▶ **Exercise prompt**:
Read the lines below. Copy out any that hold the string "OVERVIEW".

(Dataset entries)

::::::::

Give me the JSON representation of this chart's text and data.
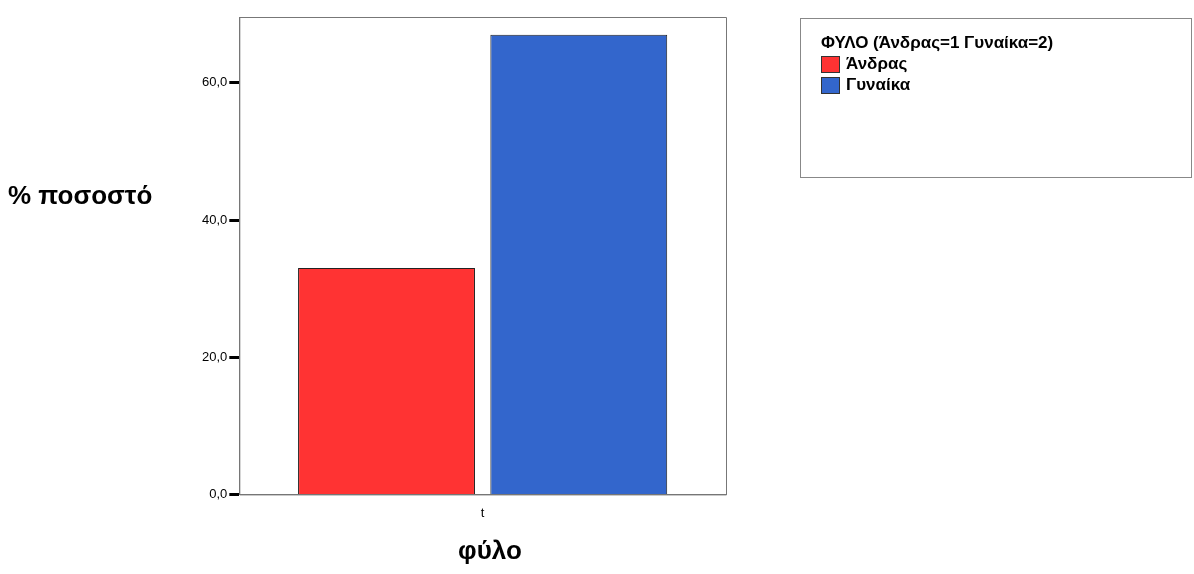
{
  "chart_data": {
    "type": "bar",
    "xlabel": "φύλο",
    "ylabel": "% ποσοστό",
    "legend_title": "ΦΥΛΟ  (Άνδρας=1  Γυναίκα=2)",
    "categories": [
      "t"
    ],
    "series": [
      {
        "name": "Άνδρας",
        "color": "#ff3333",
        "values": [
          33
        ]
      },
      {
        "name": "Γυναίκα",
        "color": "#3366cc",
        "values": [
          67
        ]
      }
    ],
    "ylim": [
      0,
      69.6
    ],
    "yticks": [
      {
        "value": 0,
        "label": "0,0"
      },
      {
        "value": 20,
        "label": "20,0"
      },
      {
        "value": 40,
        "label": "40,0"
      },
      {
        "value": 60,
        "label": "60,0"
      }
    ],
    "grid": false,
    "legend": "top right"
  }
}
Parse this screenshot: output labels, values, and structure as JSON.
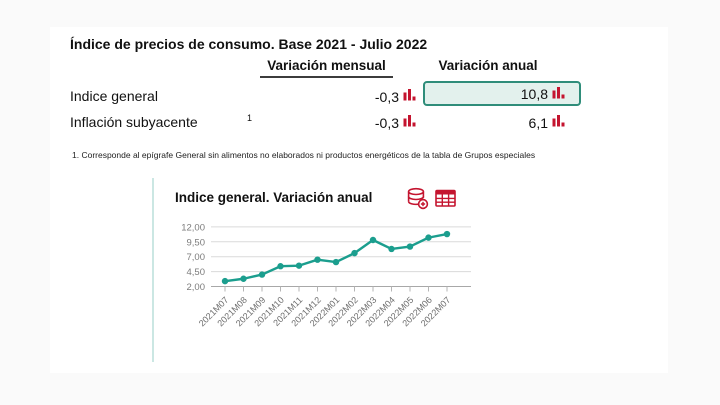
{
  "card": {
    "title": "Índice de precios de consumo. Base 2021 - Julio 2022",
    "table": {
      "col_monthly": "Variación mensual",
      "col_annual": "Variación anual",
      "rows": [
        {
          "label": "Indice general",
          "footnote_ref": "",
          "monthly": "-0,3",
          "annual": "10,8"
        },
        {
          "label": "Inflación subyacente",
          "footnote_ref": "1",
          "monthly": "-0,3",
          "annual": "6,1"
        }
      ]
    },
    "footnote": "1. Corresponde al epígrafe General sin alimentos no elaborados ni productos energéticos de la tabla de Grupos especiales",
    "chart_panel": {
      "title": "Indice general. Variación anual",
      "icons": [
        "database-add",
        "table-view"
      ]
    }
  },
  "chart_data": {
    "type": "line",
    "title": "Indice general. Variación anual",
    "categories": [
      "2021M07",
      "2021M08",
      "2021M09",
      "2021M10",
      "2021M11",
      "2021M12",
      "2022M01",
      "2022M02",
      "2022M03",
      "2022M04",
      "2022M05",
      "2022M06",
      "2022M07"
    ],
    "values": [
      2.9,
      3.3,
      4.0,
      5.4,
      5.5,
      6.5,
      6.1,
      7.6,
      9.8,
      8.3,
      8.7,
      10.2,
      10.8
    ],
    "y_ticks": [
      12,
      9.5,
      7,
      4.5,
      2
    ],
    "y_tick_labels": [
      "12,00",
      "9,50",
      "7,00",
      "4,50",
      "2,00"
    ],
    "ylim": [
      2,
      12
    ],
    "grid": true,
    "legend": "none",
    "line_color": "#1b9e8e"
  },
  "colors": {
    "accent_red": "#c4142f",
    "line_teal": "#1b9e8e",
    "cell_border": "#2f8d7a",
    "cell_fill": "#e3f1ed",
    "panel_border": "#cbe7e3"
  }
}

::::::::

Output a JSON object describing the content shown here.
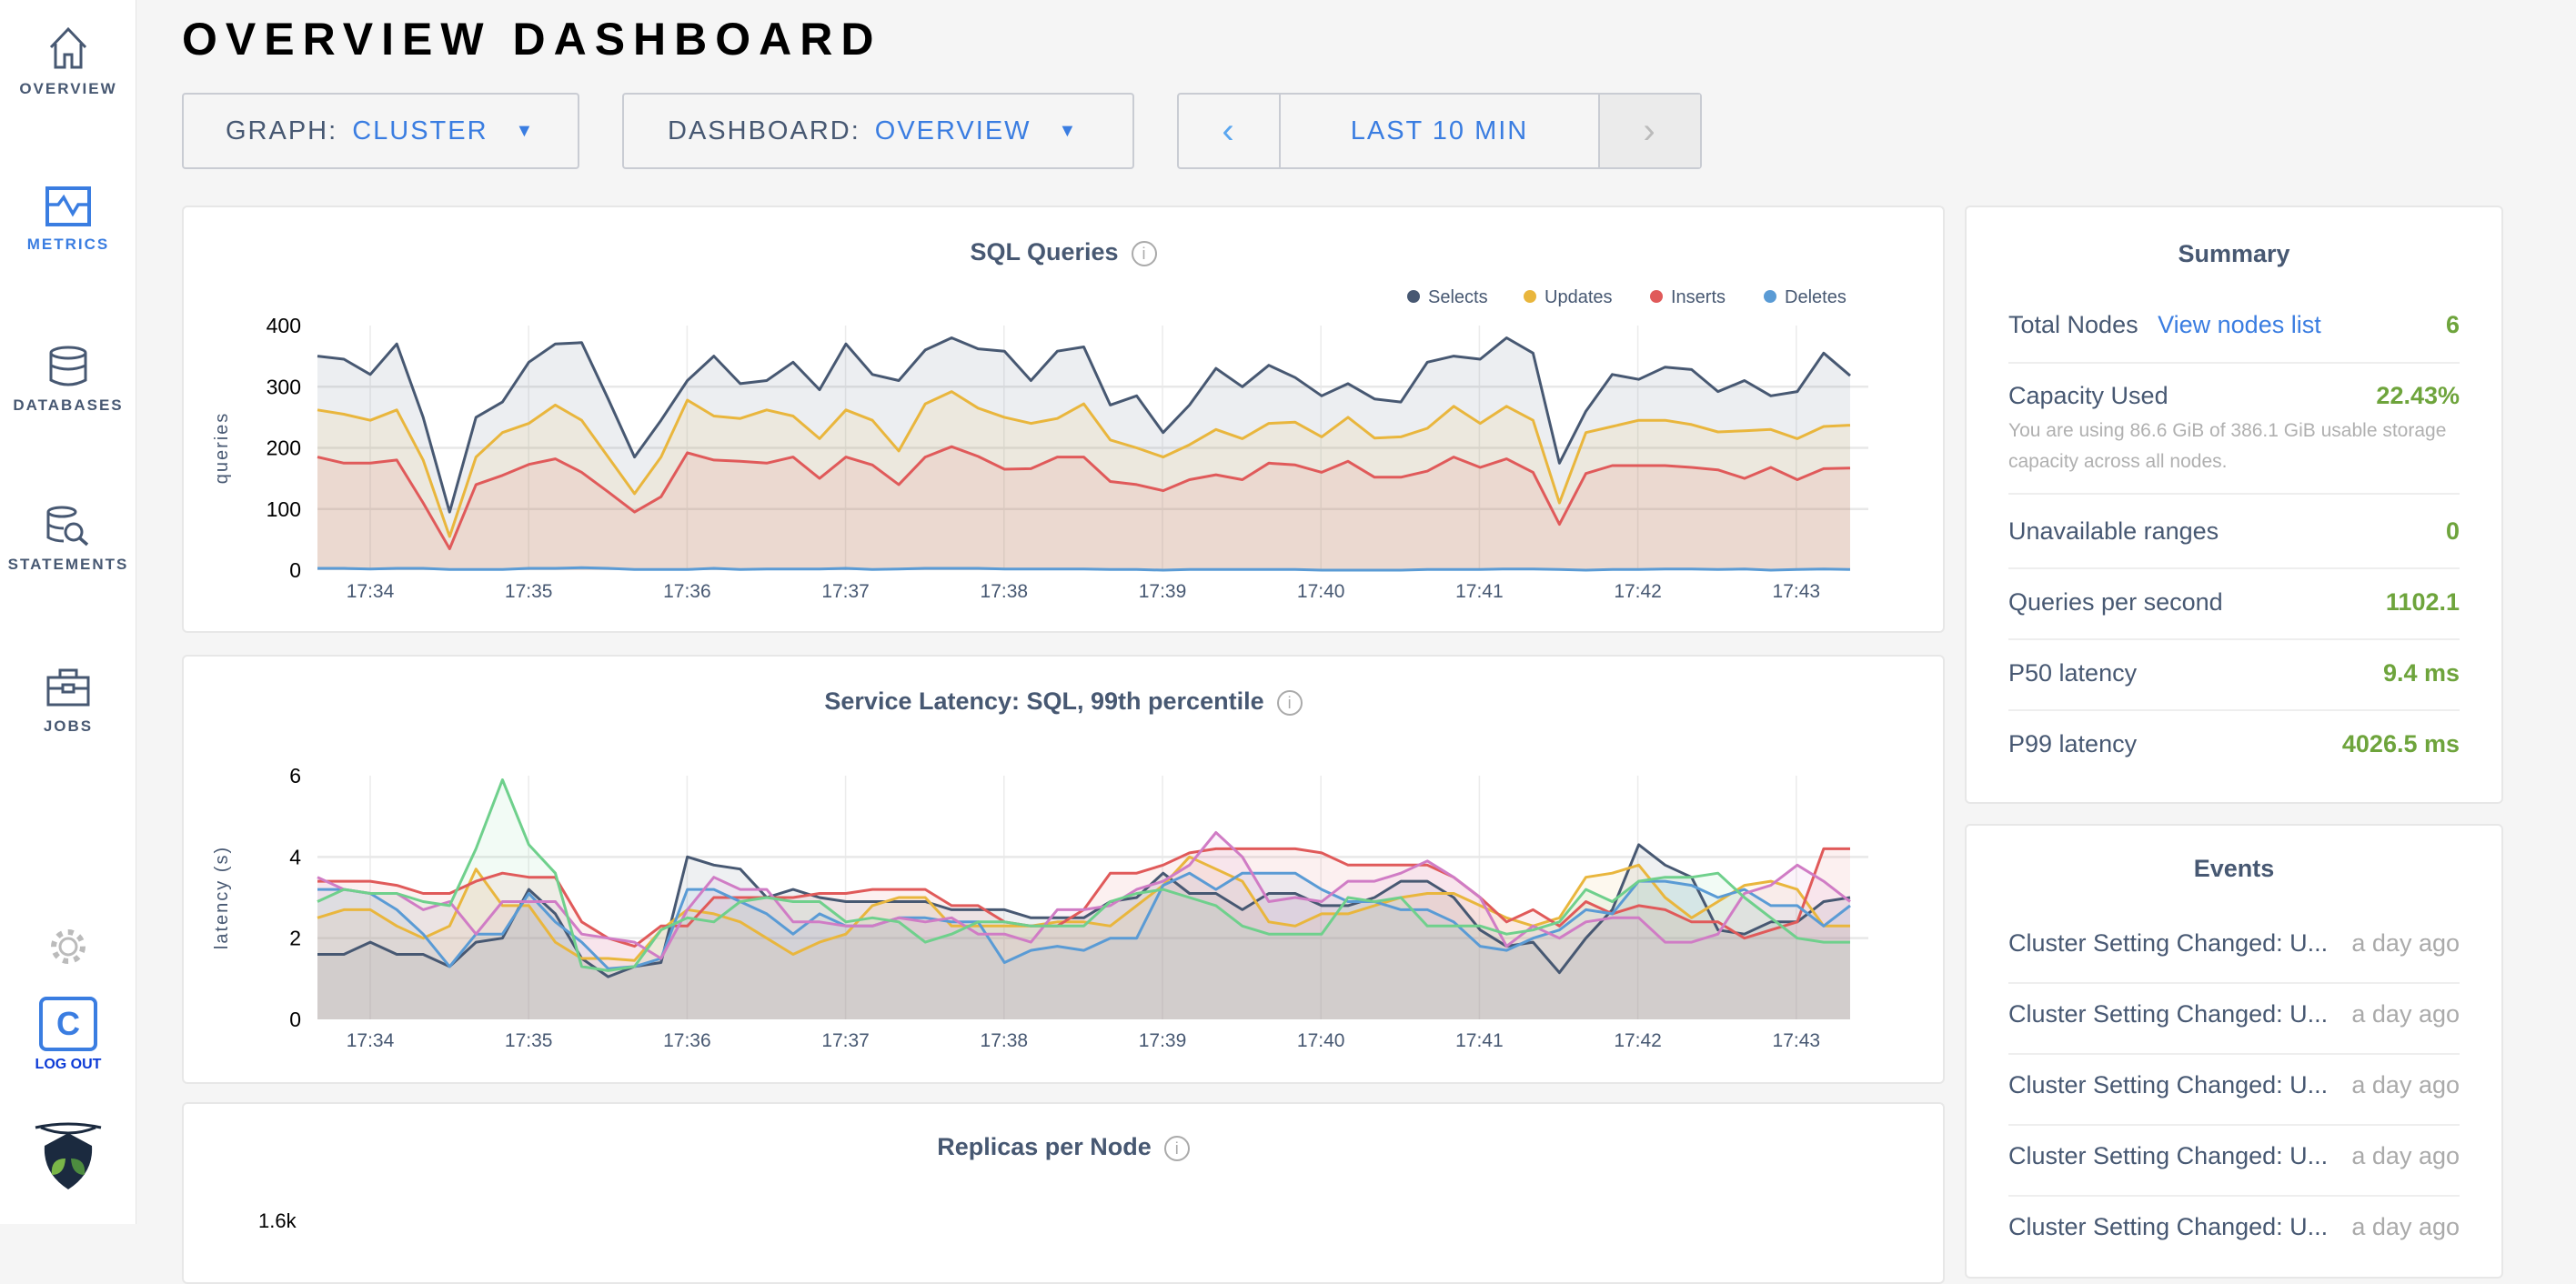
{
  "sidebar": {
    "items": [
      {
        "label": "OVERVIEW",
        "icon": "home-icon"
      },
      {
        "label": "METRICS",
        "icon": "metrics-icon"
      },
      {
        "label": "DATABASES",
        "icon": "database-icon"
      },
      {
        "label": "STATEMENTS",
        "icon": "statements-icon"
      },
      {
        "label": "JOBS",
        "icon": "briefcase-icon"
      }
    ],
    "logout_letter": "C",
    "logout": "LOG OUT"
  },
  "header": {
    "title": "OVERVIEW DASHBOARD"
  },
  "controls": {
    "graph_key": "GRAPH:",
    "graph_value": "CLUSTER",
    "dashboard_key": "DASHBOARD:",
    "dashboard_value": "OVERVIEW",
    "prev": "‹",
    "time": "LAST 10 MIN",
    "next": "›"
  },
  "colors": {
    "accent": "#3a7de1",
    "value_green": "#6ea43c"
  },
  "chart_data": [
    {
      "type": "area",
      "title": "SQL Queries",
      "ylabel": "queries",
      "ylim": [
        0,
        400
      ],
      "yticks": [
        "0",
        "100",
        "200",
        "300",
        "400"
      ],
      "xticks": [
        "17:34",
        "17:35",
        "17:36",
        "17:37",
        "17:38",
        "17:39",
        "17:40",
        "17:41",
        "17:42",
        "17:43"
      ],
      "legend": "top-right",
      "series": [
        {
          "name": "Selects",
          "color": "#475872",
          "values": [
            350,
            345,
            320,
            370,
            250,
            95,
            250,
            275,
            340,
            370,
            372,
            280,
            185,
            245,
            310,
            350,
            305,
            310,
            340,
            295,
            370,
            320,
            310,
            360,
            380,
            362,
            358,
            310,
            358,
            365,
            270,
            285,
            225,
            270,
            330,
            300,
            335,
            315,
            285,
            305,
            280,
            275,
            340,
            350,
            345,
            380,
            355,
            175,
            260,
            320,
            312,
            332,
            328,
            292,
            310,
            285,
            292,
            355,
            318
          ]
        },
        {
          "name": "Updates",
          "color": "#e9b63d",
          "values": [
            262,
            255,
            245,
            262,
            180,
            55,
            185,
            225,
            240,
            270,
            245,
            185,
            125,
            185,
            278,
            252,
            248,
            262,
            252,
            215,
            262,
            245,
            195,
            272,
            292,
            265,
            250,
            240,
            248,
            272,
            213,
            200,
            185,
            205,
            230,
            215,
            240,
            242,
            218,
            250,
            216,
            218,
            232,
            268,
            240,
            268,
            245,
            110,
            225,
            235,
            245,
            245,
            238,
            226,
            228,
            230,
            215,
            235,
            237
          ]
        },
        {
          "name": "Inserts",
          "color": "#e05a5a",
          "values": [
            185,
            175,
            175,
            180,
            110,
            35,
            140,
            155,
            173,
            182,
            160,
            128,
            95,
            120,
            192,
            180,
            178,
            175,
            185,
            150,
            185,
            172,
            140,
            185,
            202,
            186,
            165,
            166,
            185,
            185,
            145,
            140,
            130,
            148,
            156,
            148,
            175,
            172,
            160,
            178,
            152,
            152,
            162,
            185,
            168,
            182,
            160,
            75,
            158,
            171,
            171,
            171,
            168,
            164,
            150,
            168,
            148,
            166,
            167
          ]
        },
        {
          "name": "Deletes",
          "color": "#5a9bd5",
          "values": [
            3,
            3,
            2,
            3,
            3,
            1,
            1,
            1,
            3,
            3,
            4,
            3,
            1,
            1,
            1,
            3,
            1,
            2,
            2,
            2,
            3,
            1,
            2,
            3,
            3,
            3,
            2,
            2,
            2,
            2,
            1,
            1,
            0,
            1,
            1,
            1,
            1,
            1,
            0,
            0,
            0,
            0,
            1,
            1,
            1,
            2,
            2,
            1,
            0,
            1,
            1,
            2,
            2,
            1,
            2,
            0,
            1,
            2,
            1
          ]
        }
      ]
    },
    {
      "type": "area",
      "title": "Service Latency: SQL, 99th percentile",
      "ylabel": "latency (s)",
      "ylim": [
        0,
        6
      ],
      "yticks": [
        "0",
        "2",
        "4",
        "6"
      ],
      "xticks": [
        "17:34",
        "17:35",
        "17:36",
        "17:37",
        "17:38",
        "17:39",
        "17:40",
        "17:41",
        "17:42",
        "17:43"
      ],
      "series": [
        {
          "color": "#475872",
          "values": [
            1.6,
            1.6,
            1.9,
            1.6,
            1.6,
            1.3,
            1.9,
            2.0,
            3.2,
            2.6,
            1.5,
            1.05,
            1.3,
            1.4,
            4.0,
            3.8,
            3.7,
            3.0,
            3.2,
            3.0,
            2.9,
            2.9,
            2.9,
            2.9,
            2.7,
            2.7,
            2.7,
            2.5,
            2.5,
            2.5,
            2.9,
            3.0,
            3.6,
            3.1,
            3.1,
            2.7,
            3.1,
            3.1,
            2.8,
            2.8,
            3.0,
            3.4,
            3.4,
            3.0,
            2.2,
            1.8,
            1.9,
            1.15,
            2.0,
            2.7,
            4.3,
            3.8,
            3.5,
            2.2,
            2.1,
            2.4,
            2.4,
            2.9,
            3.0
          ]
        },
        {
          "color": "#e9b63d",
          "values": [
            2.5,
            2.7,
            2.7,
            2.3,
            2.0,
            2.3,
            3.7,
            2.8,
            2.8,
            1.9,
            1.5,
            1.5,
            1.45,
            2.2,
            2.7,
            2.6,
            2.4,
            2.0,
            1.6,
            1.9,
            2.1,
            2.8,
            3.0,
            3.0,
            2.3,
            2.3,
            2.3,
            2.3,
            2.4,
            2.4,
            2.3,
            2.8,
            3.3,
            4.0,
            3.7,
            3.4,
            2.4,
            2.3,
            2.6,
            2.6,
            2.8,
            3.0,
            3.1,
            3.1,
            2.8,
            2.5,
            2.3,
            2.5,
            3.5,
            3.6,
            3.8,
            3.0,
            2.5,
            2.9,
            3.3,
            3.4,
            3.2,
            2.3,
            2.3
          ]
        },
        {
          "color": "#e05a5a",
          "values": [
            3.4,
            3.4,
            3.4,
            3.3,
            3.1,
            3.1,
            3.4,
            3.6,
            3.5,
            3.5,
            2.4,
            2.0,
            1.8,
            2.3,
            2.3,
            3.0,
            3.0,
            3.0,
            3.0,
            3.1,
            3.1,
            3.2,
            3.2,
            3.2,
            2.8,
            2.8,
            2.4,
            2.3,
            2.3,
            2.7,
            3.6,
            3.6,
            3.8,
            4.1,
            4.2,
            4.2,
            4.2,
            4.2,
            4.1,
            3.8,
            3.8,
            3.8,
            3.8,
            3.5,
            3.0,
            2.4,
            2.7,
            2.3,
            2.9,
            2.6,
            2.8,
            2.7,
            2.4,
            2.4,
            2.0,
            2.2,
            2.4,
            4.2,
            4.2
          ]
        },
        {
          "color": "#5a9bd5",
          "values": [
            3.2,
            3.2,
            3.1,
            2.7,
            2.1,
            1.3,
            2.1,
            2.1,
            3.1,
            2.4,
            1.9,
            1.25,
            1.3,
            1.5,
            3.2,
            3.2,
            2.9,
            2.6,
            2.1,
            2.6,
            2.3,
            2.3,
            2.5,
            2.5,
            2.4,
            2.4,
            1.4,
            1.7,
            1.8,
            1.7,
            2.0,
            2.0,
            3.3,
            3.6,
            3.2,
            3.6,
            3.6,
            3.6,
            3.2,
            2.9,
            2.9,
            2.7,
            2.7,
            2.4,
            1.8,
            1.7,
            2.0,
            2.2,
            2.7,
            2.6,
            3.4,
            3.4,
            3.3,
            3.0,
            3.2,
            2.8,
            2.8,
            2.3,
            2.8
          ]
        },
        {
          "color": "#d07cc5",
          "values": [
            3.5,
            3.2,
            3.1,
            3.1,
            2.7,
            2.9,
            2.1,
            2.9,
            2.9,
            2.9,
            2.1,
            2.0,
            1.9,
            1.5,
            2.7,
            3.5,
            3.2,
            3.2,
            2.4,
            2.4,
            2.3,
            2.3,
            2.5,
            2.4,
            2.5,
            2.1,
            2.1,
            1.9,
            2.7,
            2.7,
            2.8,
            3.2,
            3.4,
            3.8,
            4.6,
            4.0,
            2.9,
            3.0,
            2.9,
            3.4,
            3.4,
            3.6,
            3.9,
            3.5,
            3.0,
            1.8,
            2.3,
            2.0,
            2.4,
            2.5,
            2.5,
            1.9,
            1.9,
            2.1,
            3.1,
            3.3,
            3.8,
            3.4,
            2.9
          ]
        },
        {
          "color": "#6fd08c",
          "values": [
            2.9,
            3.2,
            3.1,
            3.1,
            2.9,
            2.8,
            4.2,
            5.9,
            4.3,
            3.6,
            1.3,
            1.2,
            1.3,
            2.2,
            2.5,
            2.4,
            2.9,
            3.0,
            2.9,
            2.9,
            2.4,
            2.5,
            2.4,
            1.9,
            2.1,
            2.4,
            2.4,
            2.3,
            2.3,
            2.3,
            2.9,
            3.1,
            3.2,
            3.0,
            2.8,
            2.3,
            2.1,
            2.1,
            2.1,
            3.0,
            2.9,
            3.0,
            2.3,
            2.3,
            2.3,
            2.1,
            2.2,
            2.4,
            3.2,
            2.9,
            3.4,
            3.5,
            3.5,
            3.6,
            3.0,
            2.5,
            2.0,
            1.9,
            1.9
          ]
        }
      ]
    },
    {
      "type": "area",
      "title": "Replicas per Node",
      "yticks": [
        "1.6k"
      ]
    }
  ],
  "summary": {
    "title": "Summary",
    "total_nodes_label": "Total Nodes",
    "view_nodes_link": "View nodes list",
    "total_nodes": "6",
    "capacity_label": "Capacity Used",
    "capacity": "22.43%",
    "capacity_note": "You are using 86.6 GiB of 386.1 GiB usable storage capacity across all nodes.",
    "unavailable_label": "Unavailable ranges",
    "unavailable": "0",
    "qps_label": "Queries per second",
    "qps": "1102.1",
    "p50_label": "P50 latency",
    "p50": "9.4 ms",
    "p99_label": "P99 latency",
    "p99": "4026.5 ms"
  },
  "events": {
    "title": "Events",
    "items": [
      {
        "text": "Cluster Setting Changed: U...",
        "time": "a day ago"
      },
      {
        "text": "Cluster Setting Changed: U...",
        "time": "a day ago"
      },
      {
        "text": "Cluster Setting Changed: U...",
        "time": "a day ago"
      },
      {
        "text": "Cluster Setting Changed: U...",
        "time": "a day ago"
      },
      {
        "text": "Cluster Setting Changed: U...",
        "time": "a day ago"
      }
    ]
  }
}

::::::::

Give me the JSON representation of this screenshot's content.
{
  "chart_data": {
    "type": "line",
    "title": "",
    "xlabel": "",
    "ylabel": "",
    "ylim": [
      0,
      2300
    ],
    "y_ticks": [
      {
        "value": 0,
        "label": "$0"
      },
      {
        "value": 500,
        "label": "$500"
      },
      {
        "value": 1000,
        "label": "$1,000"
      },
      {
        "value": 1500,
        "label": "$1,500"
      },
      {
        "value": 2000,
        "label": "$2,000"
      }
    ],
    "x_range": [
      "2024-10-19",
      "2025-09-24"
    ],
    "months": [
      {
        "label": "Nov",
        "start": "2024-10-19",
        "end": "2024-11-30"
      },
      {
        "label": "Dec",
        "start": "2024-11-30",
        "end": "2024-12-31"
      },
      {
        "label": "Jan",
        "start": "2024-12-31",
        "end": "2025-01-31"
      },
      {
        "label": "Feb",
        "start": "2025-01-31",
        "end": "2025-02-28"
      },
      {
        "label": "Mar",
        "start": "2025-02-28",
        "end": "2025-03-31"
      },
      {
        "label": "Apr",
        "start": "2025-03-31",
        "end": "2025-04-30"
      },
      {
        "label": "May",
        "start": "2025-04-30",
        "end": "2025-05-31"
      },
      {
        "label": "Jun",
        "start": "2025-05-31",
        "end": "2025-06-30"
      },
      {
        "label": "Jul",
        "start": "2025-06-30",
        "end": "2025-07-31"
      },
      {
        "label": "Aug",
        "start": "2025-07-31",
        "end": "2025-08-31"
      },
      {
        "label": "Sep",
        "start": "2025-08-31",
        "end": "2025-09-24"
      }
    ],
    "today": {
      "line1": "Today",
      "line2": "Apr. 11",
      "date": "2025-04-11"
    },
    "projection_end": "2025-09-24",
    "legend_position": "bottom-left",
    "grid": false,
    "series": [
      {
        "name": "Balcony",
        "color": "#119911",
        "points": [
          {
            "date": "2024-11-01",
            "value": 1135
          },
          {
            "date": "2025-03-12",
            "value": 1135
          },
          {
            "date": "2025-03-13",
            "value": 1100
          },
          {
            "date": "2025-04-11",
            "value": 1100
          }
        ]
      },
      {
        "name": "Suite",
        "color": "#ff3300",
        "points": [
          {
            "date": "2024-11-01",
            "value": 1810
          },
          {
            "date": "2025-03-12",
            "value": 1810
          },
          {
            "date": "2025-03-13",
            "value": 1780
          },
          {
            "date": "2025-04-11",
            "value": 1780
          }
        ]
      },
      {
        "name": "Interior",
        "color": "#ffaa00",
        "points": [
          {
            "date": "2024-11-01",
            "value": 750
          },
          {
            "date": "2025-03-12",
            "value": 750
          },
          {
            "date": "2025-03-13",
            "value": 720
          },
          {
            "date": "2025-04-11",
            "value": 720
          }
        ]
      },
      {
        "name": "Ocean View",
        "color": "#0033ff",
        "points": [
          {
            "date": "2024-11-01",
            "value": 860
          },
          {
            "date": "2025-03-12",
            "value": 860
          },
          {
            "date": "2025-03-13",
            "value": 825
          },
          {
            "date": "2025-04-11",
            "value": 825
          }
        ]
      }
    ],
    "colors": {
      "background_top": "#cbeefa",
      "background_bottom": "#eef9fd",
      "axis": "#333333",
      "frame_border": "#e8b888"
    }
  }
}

::::::::

▶ **Solution to this problem**:
        "label": "OVERVIEW",
    "title": "OVERVIEW DASHBOARD"
    "dashboard_value": "OVERVIEW",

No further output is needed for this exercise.